** BEGIN GIVEN INFORMATION **
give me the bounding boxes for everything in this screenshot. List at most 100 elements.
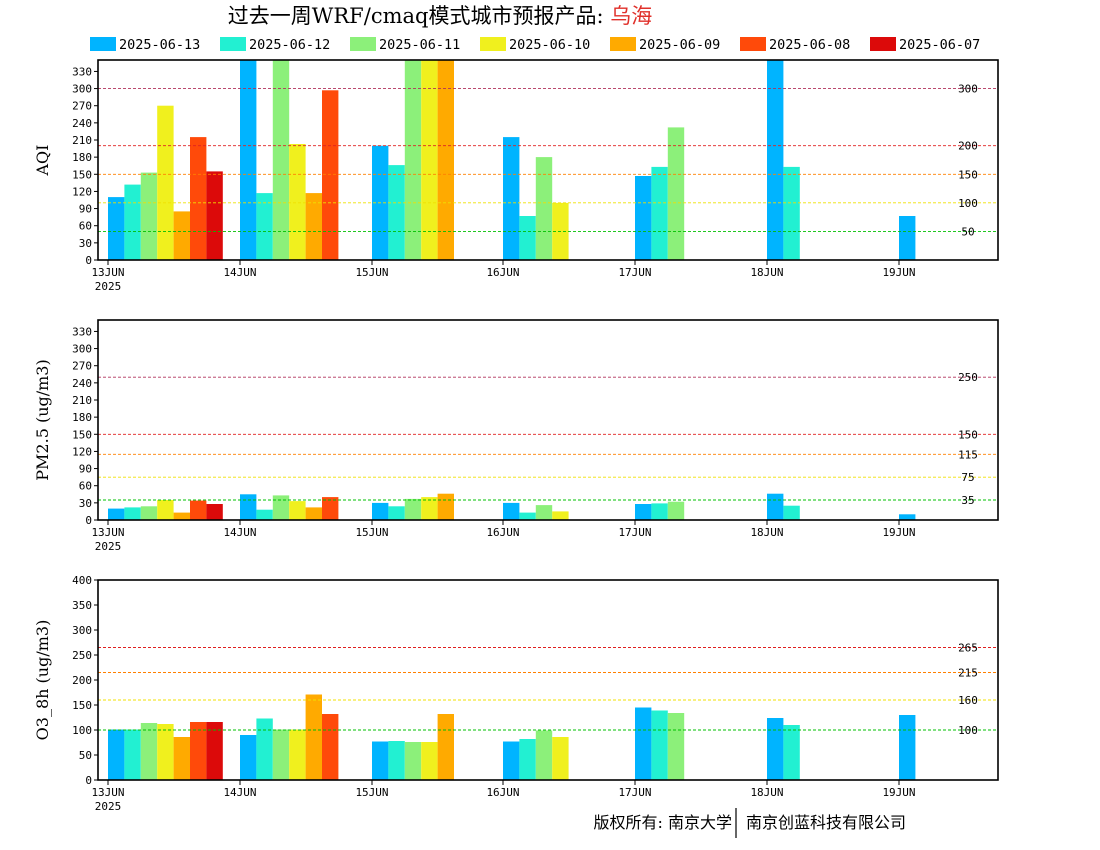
data-bar <box>635 504 652 520</box>
data-bar <box>899 514 916 520</box>
y-axis-label: PM2.5 (ug/m3) <box>33 359 52 480</box>
legend-label: 2025-06-13 <box>119 37 200 53</box>
y-tick-label: 300 <box>72 83 92 96</box>
y-tick-label: 30 <box>79 237 92 250</box>
data-bar <box>388 165 405 260</box>
legend-label: 2025-06-09 <box>639 37 720 53</box>
data-bar <box>388 506 405 520</box>
legend-label: 2025-06-11 <box>379 37 460 53</box>
data-bar <box>651 166 668 260</box>
y-tick-label: 120 <box>72 445 92 458</box>
y-tick-label: 200 <box>72 674 92 687</box>
threshold-label: 100 <box>958 724 978 737</box>
x-tick-label: 14JUN <box>223 786 256 799</box>
data-bar <box>519 739 536 780</box>
x-year-label: 2025 <box>95 280 122 293</box>
data-bar <box>388 741 405 780</box>
data-bar <box>289 729 306 780</box>
chart-panel: 265 215 160 100 0 50 100 150 200 250 300 350 400 O3_8… <box>33 574 999 813</box>
chart-title-city: 乌海 <box>610 4 652 28</box>
x-tick-label: 13JUN <box>91 526 124 539</box>
data-bar <box>535 157 553 260</box>
x-tick-label: 14JUN <box>223 266 256 279</box>
x-tick-label: 16JUN <box>486 266 519 279</box>
chart-title-main-text: 过去一周WRF/cmaq模式城市预报产品: 乌海 <box>228 4 652 28</box>
y-tick-label: 350 <box>72 599 92 612</box>
y-tick-label: 330 <box>72 65 92 78</box>
x-tick-label: 13JUN <box>91 786 124 799</box>
data-bar <box>767 718 784 780</box>
legend: 2025-06-13 2025-06-12 2025-06-11 2025-06-10… <box>90 37 980 53</box>
data-bar <box>437 60 454 260</box>
data-bar <box>256 193 273 260</box>
legend-item: 2025-06-07 <box>870 37 980 53</box>
data-bar <box>372 741 389 780</box>
data-bar <box>256 718 273 780</box>
data-bar <box>503 137 520 260</box>
data-bar <box>240 735 257 780</box>
data-bar <box>305 193 322 260</box>
data-bar <box>437 714 454 780</box>
y-tick-label: 100 <box>72 724 92 737</box>
y-tick-label: 210 <box>72 134 92 147</box>
y-tick-label: 150 <box>72 699 92 712</box>
y-tick-label: 0 <box>85 254 92 267</box>
x-tick-label: 19JUN <box>882 266 915 279</box>
data-bar <box>140 723 158 780</box>
chart-panel: 300 200 150 100 50 0 30 60 90 120 150 180 210 240 270 3… <box>33 59 999 293</box>
data-bar <box>190 137 207 260</box>
y-tick-label: 180 <box>72 411 92 424</box>
chart-panels: 3002001501005003060901201501802102402703… <box>33 59 999 813</box>
y-tick-label: 300 <box>72 624 92 637</box>
y-tick-label: 0 <box>85 774 92 787</box>
data-bar <box>503 741 520 780</box>
data-bar <box>783 725 800 780</box>
threshold-label: 35 <box>961 494 974 507</box>
data-bar <box>108 197 125 260</box>
threshold-label: 150 <box>958 428 978 441</box>
data-bar <box>157 724 174 780</box>
x-tick-label: 16JUN <box>486 786 519 799</box>
legend-item: 2025-06-13 <box>90 37 200 53</box>
data-bar <box>437 493 454 520</box>
data-bar <box>108 729 125 780</box>
data-bar <box>535 505 553 520</box>
legend-item: 2025-06-11 <box>350 37 460 53</box>
data-bar <box>206 722 223 780</box>
y-axis-label: O3_8h (ug/m3) <box>33 620 52 741</box>
y-tick-label: 270 <box>72 360 92 373</box>
data-bar <box>372 502 389 520</box>
data-bar <box>552 511 569 520</box>
x-tick-label: 19JUN <box>882 526 915 539</box>
y-tick-label: 330 <box>72 325 92 338</box>
data-bar <box>289 144 306 260</box>
data-bar <box>305 694 322 780</box>
chart-title: 过去一周WRF/cmaq模式城市预报产品: 乌海 <box>228 4 652 28</box>
y-tick-label: 270 <box>72 100 92 113</box>
x-tick-label: 15JUN <box>355 266 388 279</box>
data-bar <box>124 729 141 780</box>
threshold-label: 100 <box>958 197 978 210</box>
y-tick-label: 60 <box>79 220 92 233</box>
threshold-label: 300 <box>958 83 978 96</box>
data-bar <box>404 60 422 260</box>
data-bar <box>124 507 141 520</box>
legend-item: 2025-06-08 <box>740 37 850 53</box>
threshold-label: 150 <box>958 168 978 181</box>
data-bar <box>667 713 685 780</box>
data-bar <box>190 500 207 520</box>
data-bar <box>519 512 536 520</box>
data-bar <box>783 505 800 520</box>
y-tick-label: 240 <box>72 117 92 130</box>
y-tick-label: 0 <box>85 514 92 527</box>
data-bar <box>404 742 422 780</box>
legend-item: 2025-06-10 <box>480 37 590 53</box>
x-tick-label: 18JUN <box>750 266 783 279</box>
data-bar <box>899 715 916 780</box>
threshold-label: 265 <box>958 642 978 655</box>
data-bar <box>190 722 207 780</box>
legend-label: 2025-06-07 <box>899 37 980 53</box>
x-tick-label: 18JUN <box>750 786 783 799</box>
x-year-label: 2025 <box>95 800 122 813</box>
** END GIVEN INFORMATION **
§ **EXERCISE BRIEF**: Lay out the entries above as a JSON list of strings with one string per line. Omit blank lines and leave out the pictures.

§ **WORKED SOLUTION**:
[
  "give me the bounding boxes for everything in this screenshot. List at most 100 elements.",
  "data-bar <box>635 504 652 520</box>",
  "data-bar <box>899 514 916 520</box>",
  "y-axis-label: PM2.5 (ug/m3) <box>33 359 52 480</box>",
  "legend-label: 2025-06-13 <box>119 37 200 53</box>",
  "y-tick-label: 300 <box>72 83 92 96</box>",
  "y-tick-label: 30 <box>79 237 92 250</box>",
  "data-bar <box>388 165 405 260</box>",
  "legend-label: 2025-06-09 <box>639 37 720 53</box>",
  "data-bar <box>388 506 405 520</box>",
  "legend-label: 2025-06-11 <box>379 37 460 53</box>",
  "data-bar <box>651 166 668 260</box>",
  "y-tick-label: 120 <box>72 445 92 458</box>",
  "y-tick-label: 200 <box>72 674 92 687</box>",
  "threshold-label: 100 <box>958 724 978 737</box>",
  "x-tick-label: 14JUN <box>223 786 256 799</box>",
  "data-bar <box>519 739 536 780</box>",
  "x-year-label: 2025 <box>95 280 122 293</box>",
  "data-bar <box>388 741 405 780</box>",
  "data-bar <box>289 729 306 780</box>",
  "chart-panel: 265 215 160 100 0 50 100 150 200 250 300 350 400 O3_8… <box>33 574 999 813</box>",
  "chart-title-city: 乌海 <box>610 4 652 28</box>",
  "x-tick-label: 13JUN <box>91 526 124 539</box>",
  "data-bar <box>535 157 553 260</box>",
  "x-tick-label: 14JUN <box>223 266 256 279</box>",
  "x-tick-label: 16JUN <box>486 266 519 279</box>",
  "chart-title-main-text: 过去一周WRF/cmaq模式城市预报产品: 乌海 <box>228 4 652 28</box>",
  "y-tick-label: 350 <box>72 599 92 612</box>",
  "y-tick-label: 330 <box>72 65 92 78</box>",
  "x-tick-label: 13JUN <box>91 786 124 799</box>",
  "data-bar <box>767 718 784 780</box>",
  "legend: 2025-06-13 2025-06-12 2025-06-11 2025-06-10… <box>90 37 980 53</box>",
  "data-bar <box>437 60 454 260</box>",
  "data-bar <box>256 193 273 260</box>",
  "legend-item: 2025-06-07 <box>870 37 980 53</box>",
  "data-bar <box>372 741 389 780</box>",
  "data-bar <box>256 718 273 780</box>",
  "data-bar <box>503 137 520 260</box>",
  "data-bar <box>240 735 257 780</box>",
  "data-bar <box>305 193 322 260</box>",
  "data-bar <box>437 714 454 780</box>",
  "y-tick-label: 100 <box>72 724 92 737</box>",
  "y-tick-label: 210 <box>72 134 92 147</box>",
  "y-tick-label: 150 <box>72 699 92 712</box>",
  "y-tick-label: 0 <box>85 254 92 267</box>",
  "x-tick-label: 19JUN <box>882 266 915 279</box>",
  "data-bar <box>140 723 158 780</box>",
  "chart-panel: 300 200 150 100 50 0 30 60 90 120 150 180 210 240 270 3… <box>33 59 999 293</box>",
  "data-bar <box>190 137 207 260</box>",
  "y-tick-label: 180 <box>72 411 92 424</box>",
  "chart-panels: 3002001501005003060901201501802102402703… <box>33 59 999 813</box>",
  "y-tick-label: 300 <box>72 624 92 637</box>",
  "y-tick-label: 0 <box>85 774 92 787</box>",
  "data-bar <box>503 741 520 780</box>",
  "data-bar <box>783 725 800 780</box>",
  "threshold-label: 35 <box>961 494 974 507</box>",
  "data-bar <box>108 197 125 260</box>",
  "threshold-label: 150 <box>958 428 978 441</box>",
  "data-bar <box>157 724 174 780</box>",
  "x-tick-label: 16JUN <box>486 786 519 799</box>",
  "legend-item: 2025-06-13 <box>90 37 200 53</box>",
  "data-bar <box>437 493 454 520</box>",
  "data-bar <box>108 729 125 780</box>",
  "data-bar <box>535 505 553 520</box>",
  "legend-item: 2025-06-11 <box>350 37 460 53</box>",
  "data-bar <box>206 722 223 780</box>",
  "y-axis-label: O3_8h (ug/m3) <box>33 620 52 741</box>",
  "y-tick-label: 270 <box>72 360 92 373</box>",
  "data-bar <box>372 502 389 520</box>",
  "data-bar <box>552 511 569 520</box>",
  "x-tick-label: 19JUN <box>882 526 915 539</box>",
  "y-tick-label: 330 <box>72 325 92 338</box>",
  "data-bar <box>289 144 306 260</box>",
  "data-bar <box>305 694 322 780</box>",
  "chart-title: 过去一周WRF/cmaq模式城市预报产品: 乌海 <box>228 4 652 28</box>",
  "y-tick-label: 270 <box>72 100 92 113</box>",
  "x-tick-label: 15JUN <box>355 266 388 279</box>",
  "data-bar <box>124 729 141 780</box>",
  "threshold-label: 100 <box>958 197 978 210</box>",
  "y-tick-label: 60 <box>79 220 92 233</box>",
  "threshold-label: 300 <box>958 83 978 96</box>",
  "data-bar <box>404 60 422 260</box>",
  "data-bar <box>124 507 141 520</box>",
  "legend-item: 2025-06-08 <box>740 37 850 53</box>",
  "threshold-label: 150 <box>958 168 978 181</box>",
  "data-bar <box>667 713 685 780</box>",
  "data-bar <box>190 500 207 520</box>",
  "data-bar <box>519 512 536 520</box>",
  "data-bar <box>783 505 800 520</box>",
  "y-tick-label: 240 <box>72 117 92 130</box>",
  "y-tick-label: 0 <box>85 514 92 527</box>",
  "data-bar <box>404 742 422 780</box>",
  "legend-item: 2025-06-10 <box>480 37 590 53</box>",
  "x-tick-label: 18JUN <box>750 266 783 279</box>",
  "data-bar <box>899 715 916 780</box>",
  "threshold-label: 265 <box>958 642 978 655</box>",
  "data-bar <box>190 722 207 780</box>",
  "legend-label: 2025-06-07 <box>899 37 980 53</box>",
  "x-tick-label: 18JUN <box>750 786 783 799</box>",
  "x-year-label: 2025 <box>95 800 122 813</box>"
]